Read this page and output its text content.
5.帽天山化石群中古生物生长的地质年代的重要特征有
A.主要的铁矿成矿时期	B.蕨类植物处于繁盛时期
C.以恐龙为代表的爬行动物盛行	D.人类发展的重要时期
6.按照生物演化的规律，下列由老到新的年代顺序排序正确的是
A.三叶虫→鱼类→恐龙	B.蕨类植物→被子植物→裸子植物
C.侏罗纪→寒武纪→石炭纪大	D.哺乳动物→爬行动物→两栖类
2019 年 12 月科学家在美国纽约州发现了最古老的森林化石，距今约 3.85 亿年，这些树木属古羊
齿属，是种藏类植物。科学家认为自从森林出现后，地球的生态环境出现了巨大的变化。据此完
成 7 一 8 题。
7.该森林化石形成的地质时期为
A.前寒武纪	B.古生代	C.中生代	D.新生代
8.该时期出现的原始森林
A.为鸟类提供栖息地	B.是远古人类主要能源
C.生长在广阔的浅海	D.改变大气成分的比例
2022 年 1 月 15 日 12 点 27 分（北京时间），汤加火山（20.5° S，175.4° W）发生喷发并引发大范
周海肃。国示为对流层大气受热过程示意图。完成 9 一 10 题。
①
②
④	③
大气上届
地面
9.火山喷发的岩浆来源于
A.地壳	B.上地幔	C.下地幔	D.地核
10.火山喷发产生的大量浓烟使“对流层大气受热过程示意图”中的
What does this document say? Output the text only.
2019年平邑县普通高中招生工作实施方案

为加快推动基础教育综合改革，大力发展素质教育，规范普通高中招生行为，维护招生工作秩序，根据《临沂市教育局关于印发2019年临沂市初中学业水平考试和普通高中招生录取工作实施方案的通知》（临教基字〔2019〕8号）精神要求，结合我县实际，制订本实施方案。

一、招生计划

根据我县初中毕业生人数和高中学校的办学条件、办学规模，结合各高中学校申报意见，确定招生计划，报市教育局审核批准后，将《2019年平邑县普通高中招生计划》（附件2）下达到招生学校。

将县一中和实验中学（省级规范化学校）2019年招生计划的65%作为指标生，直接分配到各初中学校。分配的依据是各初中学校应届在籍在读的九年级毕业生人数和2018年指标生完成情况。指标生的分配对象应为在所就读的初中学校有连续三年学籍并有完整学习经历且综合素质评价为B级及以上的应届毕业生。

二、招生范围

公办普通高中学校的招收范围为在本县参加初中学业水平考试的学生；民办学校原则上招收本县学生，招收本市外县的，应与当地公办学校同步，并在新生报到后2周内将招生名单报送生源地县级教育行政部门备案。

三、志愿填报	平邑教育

== == ==

- _PROBLEM STATEMENT_
Return every record, word for word.

- _SOLVED EXERCISE_
Read this page and output its text content.
5.帽天山化石群中古生物生长的地质年代的重要特征有
A.主要的铁矿成矿时期	B.蕨类植物处于繁盛时期
C.以恐龙为代表的爬行动物盛行	D.人类发展的重要时期
6.按照生物演化的规律，下列由老到新的年代顺序排序正确的是
A.三叶虫→鱼类→恐龙	B.蕨类植物→被子植物→裸子植物
C.侏罗纪→寒武纪→石炭纪大	D.哺乳动物→爬行动物→两栖类
2019 年 12 月科学家在美国纽约州发现了最古老的森林化石，距今约 3.85 亿年，这些树木属古羊
齿属，是种藏类植物。科学家认为自从森林出现后，地球的生态环境出现了巨大的变化。据此完
成 7 一 8 题。
7.该森林化石形成的地质时期为
A.前寒武纪	B.古生代	C.中生代	D.新生代
8.该时期出现的原始森林
A.为鸟类提供栖息地	B.是远古人类主要能源
C.生长在广阔的浅海	D.改变大气成分的比例
2022 年 1 月 15 日 12 点 27 分（北京时间），汤加火山（20.5° S，175.4° W）发生喷发并引发大范
周海肃。国示为对流层大气受热过程示意图。完成 9 一 10 题。
①
②
④	③
大气上届
地面
9.火山喷发的岩浆来源于
A.地壳	B.上地幔	C.下地幔	D.地核
10.火山喷发产生的大量浓烟使“对流层大气受热过程示意图”中的
What does this document say? Output the text only.
2019年平邑县普通高中招生工作实施方案

为加快推动基础教育综合改革，大力发展素质教育，规范普通高中招生行为，维护招生工作秩序，根据《临沂市教育局关于印发2019年临沂市初中学业水平考试和普通高中招生录取工作实施方案的通知》（临教基字〔2019〕8号）精神要求，结合我县实际，制订本实施方案。

一、招生计划

根据我县初中毕业生人数和高中学校的办学条件、办学规模，结合各高中学校申报意见，确定招生计划，报市教育局审核批准后，将《2019年平邑县普通高中招生计划》（附件2）下达到招生学校。

将县一中和实验中学（省级规范化学校）2019年招生计划的65%作为指标生，直接分配到各初中学校。分配的依据是各初中学校应届在籍在读的九年级毕业生人数和2018年指标生完成情况。指标生的分配对象应为在所就读的初中学校有连续三年学籍并有完整学习经历且综合素质评价为B级及以上的应届毕业生。

二、招生范围

公办普通高中学校的招收范围为在本县参加初中学业水平考试的学生；民办学校原则上招收本县学生，招收本市外县的，应与当地公办学校同步，并在新生报到后2周内将招生名单报送生源地县级教育行政部门备案。

三、志愿填报	平邑教育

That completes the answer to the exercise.